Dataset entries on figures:

----

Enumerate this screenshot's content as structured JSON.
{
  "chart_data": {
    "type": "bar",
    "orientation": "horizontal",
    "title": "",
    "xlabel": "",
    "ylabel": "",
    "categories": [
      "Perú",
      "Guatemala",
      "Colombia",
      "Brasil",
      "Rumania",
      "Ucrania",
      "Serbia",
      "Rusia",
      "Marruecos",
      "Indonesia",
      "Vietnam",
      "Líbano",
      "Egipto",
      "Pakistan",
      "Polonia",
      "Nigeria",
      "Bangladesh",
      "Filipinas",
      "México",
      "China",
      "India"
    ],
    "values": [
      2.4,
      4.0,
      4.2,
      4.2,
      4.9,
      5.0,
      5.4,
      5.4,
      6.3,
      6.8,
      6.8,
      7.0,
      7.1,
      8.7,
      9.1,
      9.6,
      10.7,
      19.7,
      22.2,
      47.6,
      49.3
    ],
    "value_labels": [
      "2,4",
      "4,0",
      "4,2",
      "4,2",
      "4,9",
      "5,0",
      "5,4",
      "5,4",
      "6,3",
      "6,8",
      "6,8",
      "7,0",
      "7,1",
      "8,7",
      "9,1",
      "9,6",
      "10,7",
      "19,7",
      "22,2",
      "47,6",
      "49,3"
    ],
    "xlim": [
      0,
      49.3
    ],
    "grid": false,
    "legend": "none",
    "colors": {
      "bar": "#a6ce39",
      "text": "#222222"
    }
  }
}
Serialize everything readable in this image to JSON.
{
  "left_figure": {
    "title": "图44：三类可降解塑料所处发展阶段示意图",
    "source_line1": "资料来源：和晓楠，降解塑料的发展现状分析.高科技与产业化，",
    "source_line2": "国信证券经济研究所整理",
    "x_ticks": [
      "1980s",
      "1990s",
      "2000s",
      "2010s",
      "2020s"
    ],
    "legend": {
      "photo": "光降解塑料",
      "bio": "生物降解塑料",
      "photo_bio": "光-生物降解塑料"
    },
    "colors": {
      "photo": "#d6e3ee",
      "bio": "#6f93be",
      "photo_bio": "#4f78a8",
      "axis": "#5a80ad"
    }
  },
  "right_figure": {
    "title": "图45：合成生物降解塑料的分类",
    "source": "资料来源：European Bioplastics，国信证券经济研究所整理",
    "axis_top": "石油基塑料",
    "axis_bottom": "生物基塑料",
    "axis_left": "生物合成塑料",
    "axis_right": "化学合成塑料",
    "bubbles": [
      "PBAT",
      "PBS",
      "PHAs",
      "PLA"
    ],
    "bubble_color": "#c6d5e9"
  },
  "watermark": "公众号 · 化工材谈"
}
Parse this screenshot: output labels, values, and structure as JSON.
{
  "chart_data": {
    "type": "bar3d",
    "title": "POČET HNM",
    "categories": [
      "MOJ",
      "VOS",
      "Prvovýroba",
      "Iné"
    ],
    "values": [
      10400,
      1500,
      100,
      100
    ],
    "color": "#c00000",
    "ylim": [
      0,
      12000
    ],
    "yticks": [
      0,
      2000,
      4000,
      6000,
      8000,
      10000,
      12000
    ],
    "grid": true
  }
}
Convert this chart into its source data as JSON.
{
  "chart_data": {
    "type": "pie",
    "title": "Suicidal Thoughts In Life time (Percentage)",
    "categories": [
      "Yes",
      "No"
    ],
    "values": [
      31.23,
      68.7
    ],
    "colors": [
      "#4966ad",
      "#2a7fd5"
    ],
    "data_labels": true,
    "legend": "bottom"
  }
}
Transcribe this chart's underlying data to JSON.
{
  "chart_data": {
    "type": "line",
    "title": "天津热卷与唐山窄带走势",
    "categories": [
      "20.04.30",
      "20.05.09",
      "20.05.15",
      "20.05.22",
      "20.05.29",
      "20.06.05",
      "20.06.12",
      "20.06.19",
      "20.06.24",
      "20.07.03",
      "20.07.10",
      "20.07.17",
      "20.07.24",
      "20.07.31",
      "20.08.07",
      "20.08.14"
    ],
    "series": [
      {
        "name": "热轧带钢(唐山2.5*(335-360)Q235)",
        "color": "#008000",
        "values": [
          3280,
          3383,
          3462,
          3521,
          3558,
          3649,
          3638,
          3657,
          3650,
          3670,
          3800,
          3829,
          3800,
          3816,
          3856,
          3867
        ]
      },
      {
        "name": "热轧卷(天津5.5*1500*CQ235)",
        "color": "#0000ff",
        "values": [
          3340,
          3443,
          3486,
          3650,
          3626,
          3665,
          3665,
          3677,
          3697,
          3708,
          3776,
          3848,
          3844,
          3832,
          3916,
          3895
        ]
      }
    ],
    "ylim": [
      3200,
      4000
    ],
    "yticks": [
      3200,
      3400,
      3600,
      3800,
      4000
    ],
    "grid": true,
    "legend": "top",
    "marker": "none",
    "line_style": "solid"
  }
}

----

Quote each line of the data above exactly as written.

Solution to this problem:
Enumerate this screenshot's content as structured JSON.
{
  "chart_data": {
    "type": "bar",
    "orientation": "horizontal",
    "title": "",
    "xlabel": "",
    "ylabel": "",
    "categories": [
      "Perú",
      "Guatemala",
      "Colombia",
      "Brasil",
      "Rumania",
      "Ucrania",
      "Serbia",
      "Rusia",
      "Marruecos",
      "Indonesia",
      "Vietnam",
      "Líbano",
      "Egipto",
      "Pakistan",
      "Polonia",
      "Nigeria",
      "Bangladesh",
      "Filipinas",
      "México",
      "China",
      "India"
    ],
    "values": [
      2.4,
      4.0,
      4.2,
      4.2,
      4.9,
      5.0,
      5.4,
      5.4,
      6.3,
      6.8,
      6.8,
      7.0,
      7.1,
      8.7,
      9.1,
      9.6,
      10.7,
      19.7,
      22.2,
      47.6,
      49.3
    ],
    "value_labels": [
      "2,4",
      "4,0",
      "4,2",
      "4,2",
      "4,9",
      "5,0",
      "5,4",
      "5,4",
      "6,3",
      "6,8",
      "6,8",
      "7,0",
      "7,1",
      "8,7",
      "9,1",
      "9,6",
      "10,7",
      "19,7",
      "22,2",
      "47,6",
      "49,3"
    ],
    "xlim": [
      0,
      49.3
    ],
    "grid": false,
    "legend": "none",
    "colors": {
      "bar": "#a6ce39",
      "text": "#222222"
    }
  }
}
Serialize everything readable in this image to JSON.
{
  "left_figure": {
    "title": "图44：三类可降解塑料所处发展阶段示意图",
    "source_line1": "资料来源：和晓楠，降解塑料的发展现状分析.高科技与产业化，",
    "source_line2": "国信证券经济研究所整理",
    "x_ticks": [
      "1980s",
      "1990s",
      "2000s",
      "2010s",
      "2020s"
    ],
    "legend": {
      "photo": "光降解塑料",
      "bio": "生物降解塑料",
      "photo_bio": "光-生物降解塑料"
    },
    "colors": {
      "photo": "#d6e3ee",
      "bio": "#6f93be",
      "photo_bio": "#4f78a8",
      "axis": "#5a80ad"
    }
  },
  "right_figure": {
    "title": "图45：合成生物降解塑料的分类",
    "source": "资料来源：European Bioplastics，国信证券经济研究所整理",
    "axis_top": "石油基塑料",
    "axis_bottom": "生物基塑料",
    "axis_left": "生物合成塑料",
    "axis_right": "化学合成塑料",
    "bubbles": [
      "PBAT",
      "PBS",
      "PHAs",
      "PLA"
    ],
    "bubble_color": "#c6d5e9"
  },
  "watermark": "公众号 · 化工材谈"
}
Parse this screenshot: output labels, values, and structure as JSON.
{
  "chart_data": {
    "type": "bar3d",
    "title": "POČET HNM",
    "categories": [
      "MOJ",
      "VOS",
      "Prvovýroba",
      "Iné"
    ],
    "values": [
      10400,
      1500,
      100,
      100
    ],
    "color": "#c00000",
    "ylim": [
      0,
      12000
    ],
    "yticks": [
      0,
      2000,
      4000,
      6000,
      8000,
      10000,
      12000
    ],
    "grid": true
  }
}
Convert this chart into its source data as JSON.
{
  "chart_data": {
    "type": "pie",
    "title": "Suicidal Thoughts In Life time (Percentage)",
    "categories": [
      "Yes",
      "No"
    ],
    "values": [
      31.23,
      68.7
    ],
    "colors": [
      "#4966ad",
      "#2a7fd5"
    ],
    "data_labels": true,
    "legend": "bottom"
  }
}
Transcribe this chart's underlying data to JSON.
{
  "chart_data": {
    "type": "line",
    "title": "天津热卷与唐山窄带走势",
    "categories": [
      "20.04.30",
      "20.05.09",
      "20.05.15",
      "20.05.22",
      "20.05.29",
      "20.06.05",
      "20.06.12",
      "20.06.19",
      "20.06.24",
      "20.07.03",
      "20.07.10",
      "20.07.17",
      "20.07.24",
      "20.07.31",
      "20.08.07",
      "20.08.14"
    ],
    "series": [
      {
        "name": "热轧带钢(唐山2.5*(335-360)Q235)",
        "color": "#008000",
        "values": [
          3280,
          3383,
          3462,
          3521,
          3558,
          3649,
          3638,
          3657,
          3650,
          3670,
          3800,
          3829,
          3800,
          3816,
          3856,
          3867
        ]
      },
      {
        "name": "热轧卷(天津5.5*1500*CQ235)",
        "color": "#0000ff",
        "values": [
          3340,
          3443,
          3486,
          3650,
          3626,
          3665,
          3665,
          3677,
          3697,
          3708,
          3776,
          3848,
          3844,
          3832,
          3916,
          3895
        ]
      }
    ],
    "ylim": [
      3200,
      4000
    ],
    "yticks": [
      3200,
      3400,
      3600,
      3800,
      4000
    ],
    "grid": true,
    "legend": "top",
    "marker": "none",
    "line_style": "solid"
  }
}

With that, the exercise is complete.